* Work to do *
Retype the records below word for word and omit any image.

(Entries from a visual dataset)
** START **
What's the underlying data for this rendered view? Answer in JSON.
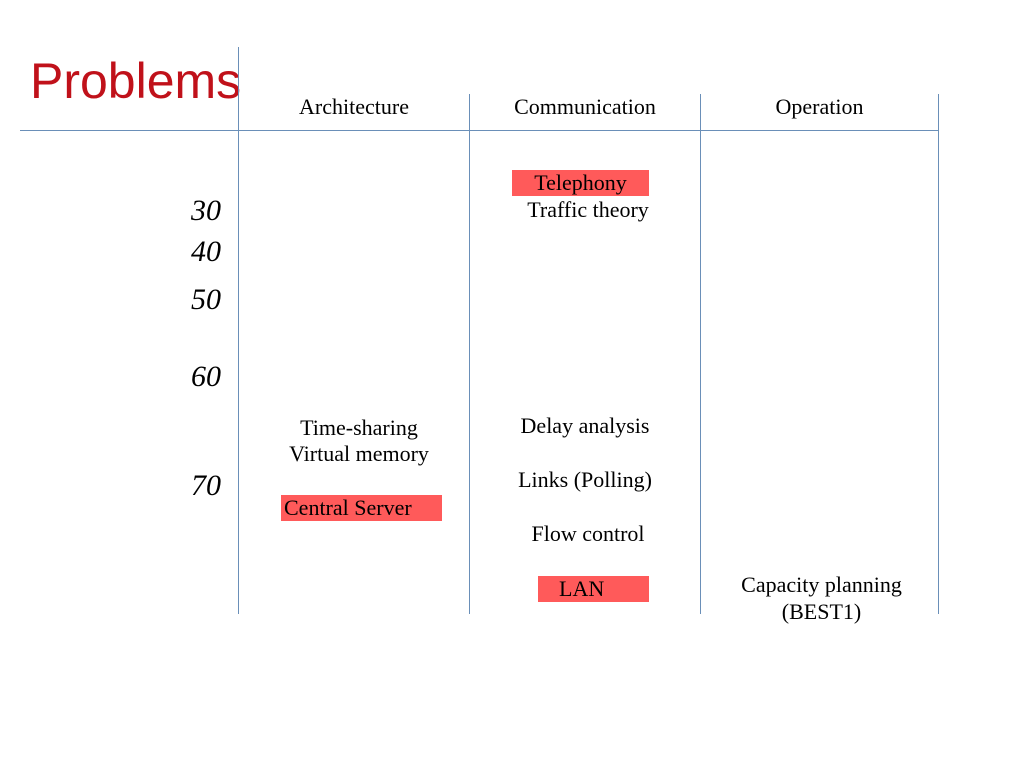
{
  "slide": {
    "title": "Problems"
  },
  "colors": {
    "title": "#c0111a",
    "grid_lines": "#6a8fb8",
    "highlight": "#ff5a5a"
  },
  "columns": {
    "architecture": "Architecture",
    "communication": "Communication",
    "operation": "Operation"
  },
  "years": [
    "30",
    "40",
    "50",
    "60",
    "70"
  ],
  "entries": {
    "telephony": "Telephony",
    "traffic_theory": "Traffic theory",
    "time_sharing": "Time-sharing",
    "virtual_memory": "Virtual memory",
    "central_server": "Central Server",
    "delay_analysis": "Delay analysis",
    "links_polling": "Links (Polling)",
    "flow_control": "Flow control",
    "lan": "LAN",
    "capacity_planning": "Capacity planning",
    "best1": "(BEST1)"
  },
  "highlighted": [
    "Telephony",
    "Central Server",
    "LAN"
  ]
}
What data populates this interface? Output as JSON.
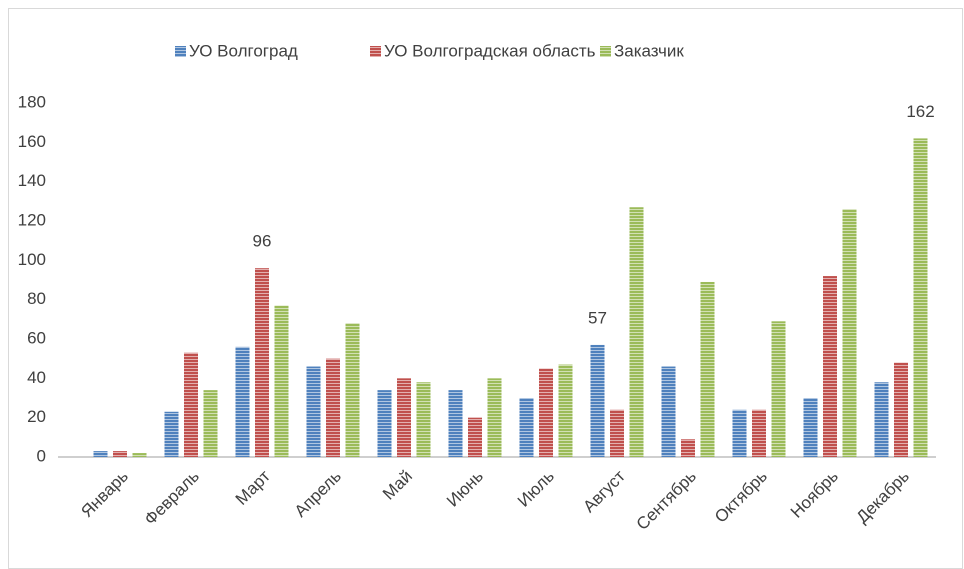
{
  "chart_data": {
    "type": "bar",
    "categories": [
      "Январь",
      "Февраль",
      "Март",
      "Апрель",
      "Май",
      "Июнь",
      "Июль",
      "Август",
      "Сентябрь",
      "Октябрь",
      "Ноябрь",
      "Декабрь"
    ],
    "series": [
      {
        "name": "УО Волгоград",
        "color": "#4f81bd",
        "values": [
          3,
          23,
          56,
          46,
          34,
          34,
          30,
          57,
          46,
          24,
          30,
          38
        ],
        "value_labels": [
          null,
          null,
          null,
          null,
          null,
          null,
          null,
          "57",
          null,
          null,
          null,
          null
        ]
      },
      {
        "name": "УО Волгоградская область",
        "color": "#c0504d",
        "values": [
          3,
          53,
          96,
          50,
          40,
          20,
          45,
          24,
          9,
          24,
          92,
          48
        ],
        "value_labels": [
          null,
          null,
          "96",
          null,
          null,
          null,
          null,
          null,
          null,
          null,
          null,
          null
        ]
      },
      {
        "name": "Заказчик",
        "color": "#9bbb59",
        "values": [
          2,
          34,
          77,
          68,
          38,
          40,
          47,
          127,
          89,
          69,
          126,
          162
        ],
        "value_labels": [
          null,
          null,
          null,
          null,
          null,
          null,
          null,
          null,
          null,
          null,
          null,
          "162"
        ]
      }
    ],
    "ylim": [
      0,
      180
    ],
    "yticks": [
      0,
      20,
      40,
      60,
      80,
      100,
      120,
      140,
      160,
      180
    ],
    "grid": false,
    "legend": "top"
  }
}
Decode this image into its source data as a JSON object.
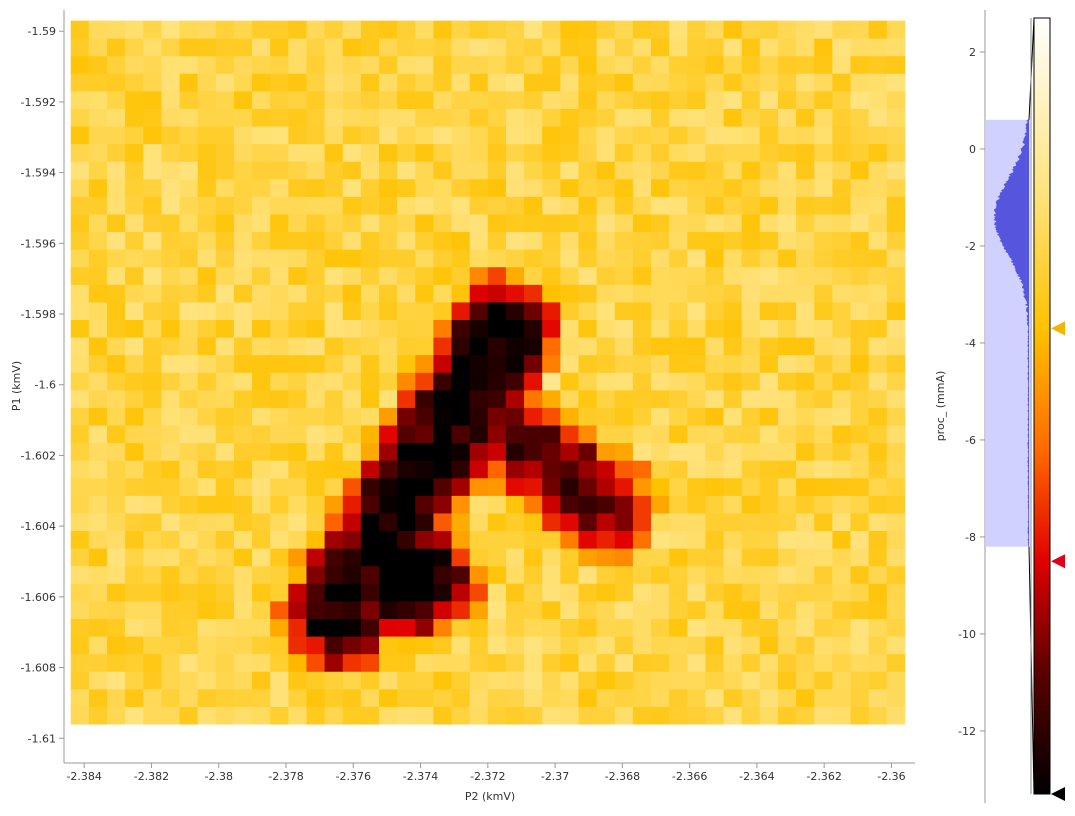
{
  "chart_data": {
    "type": "heatmap",
    "xlabel": "P2 (kmV)",
    "ylabel": "P1 (kmV)",
    "colorbar_label": "proc_ (mmA)",
    "x_ticks": [
      -2.384,
      -2.382,
      -2.38,
      -2.378,
      -2.376,
      -2.374,
      -2.372,
      -2.37,
      -2.368,
      -2.366,
      -2.364,
      -2.362,
      -2.36
    ],
    "y_ticks": [
      -1.59,
      -1.592,
      -1.594,
      -1.596,
      -1.598,
      -1.6,
      -1.602,
      -1.604,
      -1.606,
      -1.608,
      -1.61
    ],
    "x_tick_labels": [
      "-2.384",
      "-2.382",
      "-2.38",
      "-2.378",
      "-2.376",
      "-2.374",
      "-2.372",
      "-2.37",
      "-2.368",
      "-2.366",
      "-2.364",
      "-2.362",
      "-2.36"
    ],
    "y_tick_labels": [
      "-1.59",
      "-1.592",
      "-1.594",
      "-1.596",
      "-1.598",
      "-1.6",
      "-1.602",
      "-1.604",
      "-1.606",
      "-1.608",
      "-1.61"
    ],
    "x_range": [
      -2.3846,
      -2.3593
    ],
    "y_range": [
      -1.6107,
      -1.5894
    ],
    "cell_x_range": [
      -2.3844,
      -2.3596
    ],
    "cell_y_range": [
      -1.6096,
      -1.5897
    ],
    "grid_cols": 46,
    "grid_rows": 40,
    "background_value": -2.2,
    "noise_amplitude": 1.3,
    "feature": {
      "description_points_x": [
        -2.3725,
        -2.3695
      ],
      "description_points_y": [
        -1.6062,
        -1.6015
      ],
      "bottom_left_blob": {
        "x_center": -2.3745,
        "y_center": -1.6055,
        "radius_x": 0.0018,
        "radius_y": 0.0014,
        "depth": -12.5
      },
      "ridge": {
        "x_start": -2.3765,
        "y_start": -1.6065,
        "x_end": -2.3715,
        "y_end": -1.5985,
        "depth": -11.5,
        "width": 0.0012
      },
      "arm": {
        "x_start": -2.3725,
        "y_start": -1.6005,
        "x_end": -2.3685,
        "y_end": -1.6035,
        "depth": -8.5,
        "width": 0.0011
      }
    },
    "colorbar": {
      "range": [
        -13.3,
        2.7
      ],
      "ticks": [
        2,
        0,
        -2,
        -4,
        -6,
        -8,
        -10,
        -12
      ],
      "tick_labels": [
        "2",
        "0",
        "-2",
        "-4",
        "-6",
        "-8",
        "-10",
        "-12"
      ],
      "level_markers": [
        -3.7,
        -8.5,
        -13.3
      ],
      "histogram_range": [
        -8.2,
        0.6
      ],
      "histogram_peak_value": -1.4
    },
    "colormap": [
      {
        "v": -13.3,
        "c": "#000000"
      },
      {
        "v": -10.8,
        "c": "#5a0000"
      },
      {
        "v": -8.5,
        "c": "#e00000"
      },
      {
        "v": -6.2,
        "c": "#ff6a00"
      },
      {
        "v": -3.7,
        "c": "#ffc200"
      },
      {
        "v": -1.0,
        "c": "#ffe27a"
      },
      {
        "v": 2.7,
        "c": "#ffffff"
      }
    ],
    "colors": {
      "histogram_fill": "#ccccff",
      "histogram_line": "#5555dd",
      "marker_upper": "#f5b400",
      "marker_lower": "#e0001a",
      "marker_bottom": "#000000"
    }
  }
}
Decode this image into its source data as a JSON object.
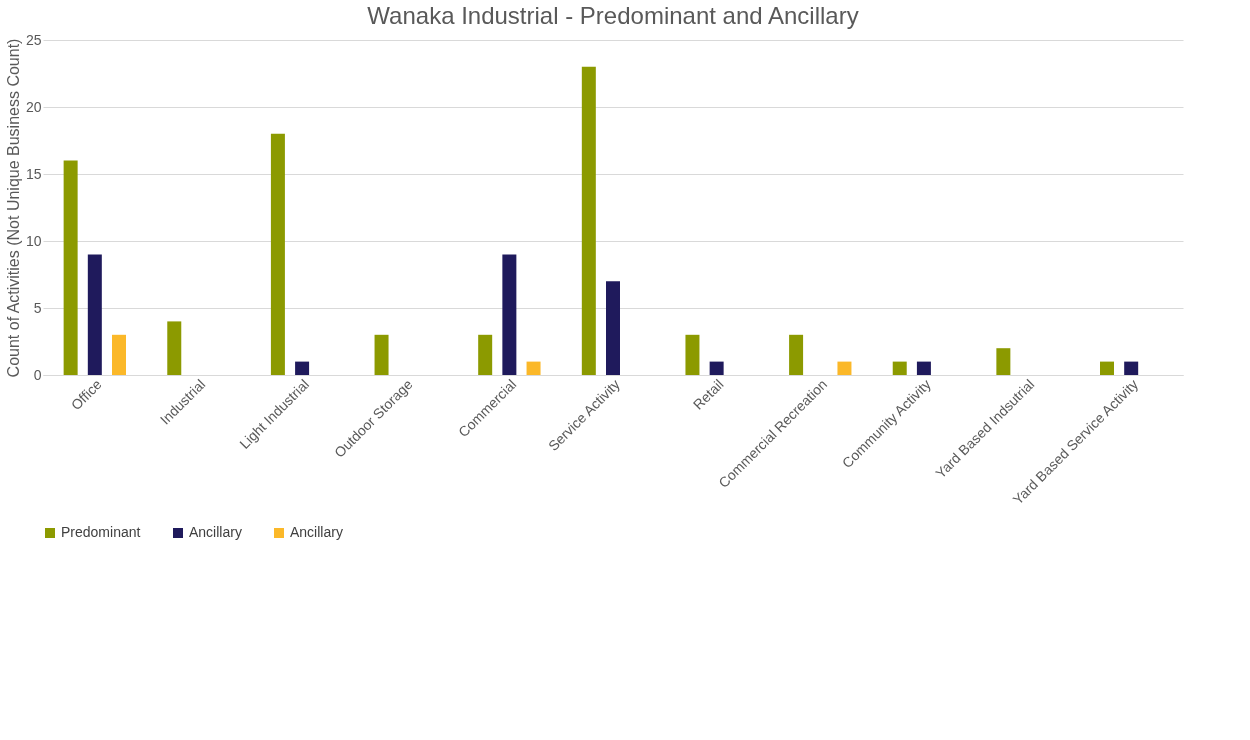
{
  "chart_data": {
    "type": "bar",
    "title": "Wanaka Industrial - Predominant and Ancillary",
    "ylabel": "Count of Activities (Not Unique Business Count)",
    "categories": [
      "Office",
      "Industrial",
      "Light Industrial",
      "Outdoor Storage",
      "Commercial",
      "Service Activity",
      "Retail",
      "Commercial Recreation",
      "Community Activity",
      "Yard Based Indsutrial",
      "Yard Based Service Activity"
    ],
    "series": [
      {
        "name": "Predominant",
        "color": "#8c9a00",
        "values": [
          16,
          4,
          18,
          3,
          3,
          23,
          3,
          3,
          1,
          2,
          1
        ]
      },
      {
        "name": "Ancillary",
        "color": "#1f1a5c",
        "values": [
          9,
          null,
          1,
          null,
          9,
          7,
          1,
          null,
          1,
          null,
          1
        ]
      },
      {
        "name": "Ancillary",
        "color": "#fbb829",
        "values": [
          3,
          null,
          null,
          null,
          1,
          null,
          null,
          1,
          null,
          null,
          null
        ]
      }
    ],
    "ylim": [
      0,
      25
    ],
    "yticks": [
      0,
      5,
      10,
      15,
      20,
      25
    ],
    "grid": "y",
    "legend": "bottom"
  }
}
** END **
* Result of the task *
What's the underlying data for this rendered view? Answer in JSON.
{
  "slide": {
    "title": "Problems"
  },
  "colors": {
    "title": "#c0111a",
    "grid_lines": "#6a8fb8",
    "highlight": "#ff5a5a"
  },
  "columns": {
    "architecture": "Architecture",
    "communication": "Communication",
    "operation": "Operation"
  },
  "years": [
    "30",
    "40",
    "50",
    "60",
    "70"
  ],
  "entries": {
    "telephony": "Telephony",
    "traffic_theory": "Traffic theory",
    "time_sharing": "Time-sharing",
    "virtual_memory": "Virtual memory",
    "central_server": "Central Server",
    "delay_analysis": "Delay analysis",
    "links_polling": "Links (Polling)",
    "flow_control": "Flow control",
    "lan": "LAN",
    "capacity_planning": "Capacity planning",
    "best1": "(BEST1)"
  },
  "highlighted": [
    "Telephony",
    "Central Server",
    "LAN"
  ]
}
What data populates this interface? Output as JSON.
{
  "chart_data": {
    "type": "bar",
    "categories": [
      "Январь",
      "Февраль",
      "Март",
      "Апрель",
      "Май",
      "Июнь",
      "Июль",
      "Август",
      "Сентябрь",
      "Октябрь",
      "Ноябрь",
      "Декабрь"
    ],
    "series": [
      {
        "name": "УО Волгоград",
        "color": "#4f81bd",
        "values": [
          3,
          23,
          56,
          46,
          34,
          34,
          30,
          57,
          46,
          24,
          30,
          38
        ],
        "value_labels": [
          null,
          null,
          null,
          null,
          null,
          null,
          null,
          "57",
          null,
          null,
          null,
          null
        ]
      },
      {
        "name": "УО Волгоградская область",
        "color": "#c0504d",
        "values": [
          3,
          53,
          96,
          50,
          40,
          20,
          45,
          24,
          9,
          24,
          92,
          48
        ],
        "value_labels": [
          null,
          null,
          "96",
          null,
          null,
          null,
          null,
          null,
          null,
          null,
          null,
          null
        ]
      },
      {
        "name": "Заказчик",
        "color": "#9bbb59",
        "values": [
          2,
          34,
          77,
          68,
          38,
          40,
          47,
          127,
          89,
          69,
          126,
          162
        ],
        "value_labels": [
          null,
          null,
          null,
          null,
          null,
          null,
          null,
          null,
          null,
          null,
          null,
          "162"
        ]
      }
    ],
    "ylim": [
      0,
      180
    ],
    "yticks": [
      0,
      20,
      40,
      60,
      80,
      100,
      120,
      140,
      160,
      180
    ],
    "grid": false,
    "legend": "top"
  }
}
Decode this image into its source data as a JSON object.
{
  "chart_data": {
    "type": "heatmap",
    "xlabel": "P2 (kmV)",
    "ylabel": "P1 (kmV)",
    "colorbar_label": "proc_ (mmA)",
    "x_ticks": [
      -2.384,
      -2.382,
      -2.38,
      -2.378,
      -2.376,
      -2.374,
      -2.372,
      -2.37,
      -2.368,
      -2.366,
      -2.364,
      -2.362,
      -2.36
    ],
    "y_ticks": [
      -1.59,
      -1.592,
      -1.594,
      -1.596,
      -1.598,
      -1.6,
      -1.602,
      -1.604,
      -1.606,
      -1.608,
      -1.61
    ],
    "x_tick_labels": [
      "-2.384",
      "-2.382",
      "-2.38",
      "-2.378",
      "-2.376",
      "-2.374",
      "-2.372",
      "-2.37",
      "-2.368",
      "-2.366",
      "-2.364",
      "-2.362",
      "-2.36"
    ],
    "y_tick_labels": [
      "-1.59",
      "-1.592",
      "-1.594",
      "-1.596",
      "-1.598",
      "-1.6",
      "-1.602",
      "-1.604",
      "-1.606",
      "-1.608",
      "-1.61"
    ],
    "x_range": [
      -2.3846,
      -2.3593
    ],
    "y_range": [
      -1.6107,
      -1.5894
    ],
    "cell_x_range": [
      -2.3844,
      -2.3596
    ],
    "cell_y_range": [
      -1.6096,
      -1.5897
    ],
    "grid_cols": 46,
    "grid_rows": 40,
    "background_value": -2.2,
    "noise_amplitude": 1.3,
    "feature": {
      "description_points_x": [
        -2.3725,
        -2.3695
      ],
      "description_points_y": [
        -1.6062,
        -1.6015
      ],
      "bottom_left_blob": {
        "x_center": -2.3745,
        "y_center": -1.6055,
        "radius_x": 0.0018,
        "radius_y": 0.0014,
        "depth": -12.5
      },
      "ridge": {
        "x_start": -2.3765,
        "y_start": -1.6065,
        "x_end": -2.3715,
        "y_end": -1.5985,
        "depth": -11.5,
        "width": 0.0012
      },
      "arm": {
        "x_start": -2.3725,
        "y_start": -1.6005,
        "x_end": -2.3685,
        "y_end": -1.6035,
        "depth": -8.5,
        "width": 0.0011
      }
    },
    "colorbar": {
      "range": [
        -13.3,
        2.7
      ],
      "ticks": [
        2,
        0,
        -2,
        -4,
        -6,
        -8,
        -10,
        -12
      ],
      "tick_labels": [
        "2",
        "0",
        "-2",
        "-4",
        "-6",
        "-8",
        "-10",
        "-12"
      ],
      "level_markers": [
        -3.7,
        -8.5,
        -13.3
      ],
      "histogram_range": [
        -8.2,
        0.6
      ],
      "histogram_peak_value": -1.4
    },
    "colormap": [
      {
        "v": -13.3,
        "c": "#000000"
      },
      {
        "v": -10.8,
        "c": "#5a0000"
      },
      {
        "v": -8.5,
        "c": "#e00000"
      },
      {
        "v": -6.2,
        "c": "#ff6a00"
      },
      {
        "v": -3.7,
        "c": "#ffc200"
      },
      {
        "v": -1.0,
        "c": "#ffe27a"
      },
      {
        "v": 2.7,
        "c": "#ffffff"
      }
    ],
    "colors": {
      "histogram_fill": "#ccccff",
      "histogram_line": "#5555dd",
      "marker_upper": "#f5b400",
      "marker_lower": "#e0001a",
      "marker_bottom": "#000000"
    }
  }
}
Decode this image into its source data as a JSON object.
{
  "chart_data": {
    "type": "bar",
    "title": "Wanaka Industrial - Predominant and Ancillary",
    "ylabel": "Count of Activities (Not Unique Business Count)",
    "categories": [
      "Office",
      "Industrial",
      "Light Industrial",
      "Outdoor Storage",
      "Commercial",
      "Service Activity",
      "Retail",
      "Commercial Recreation",
      "Community Activity",
      "Yard Based Indsutrial",
      "Yard Based Service Activity"
    ],
    "series": [
      {
        "name": "Predominant",
        "color": "#8c9a00",
        "values": [
          16,
          4,
          18,
          3,
          3,
          23,
          3,
          3,
          1,
          2,
          1
        ]
      },
      {
        "name": "Ancillary",
        "color": "#1f1a5c",
        "values": [
          9,
          null,
          1,
          null,
          9,
          7,
          1,
          null,
          1,
          null,
          1
        ]
      },
      {
        "name": "Ancillary",
        "color": "#fbb829",
        "values": [
          3,
          null,
          null,
          null,
          1,
          null,
          null,
          1,
          null,
          null,
          null
        ]
      }
    ],
    "ylim": [
      0,
      25
    ],
    "yticks": [
      0,
      5,
      10,
      15,
      20,
      25
    ],
    "grid": "y",
    "legend": "bottom"
  }
}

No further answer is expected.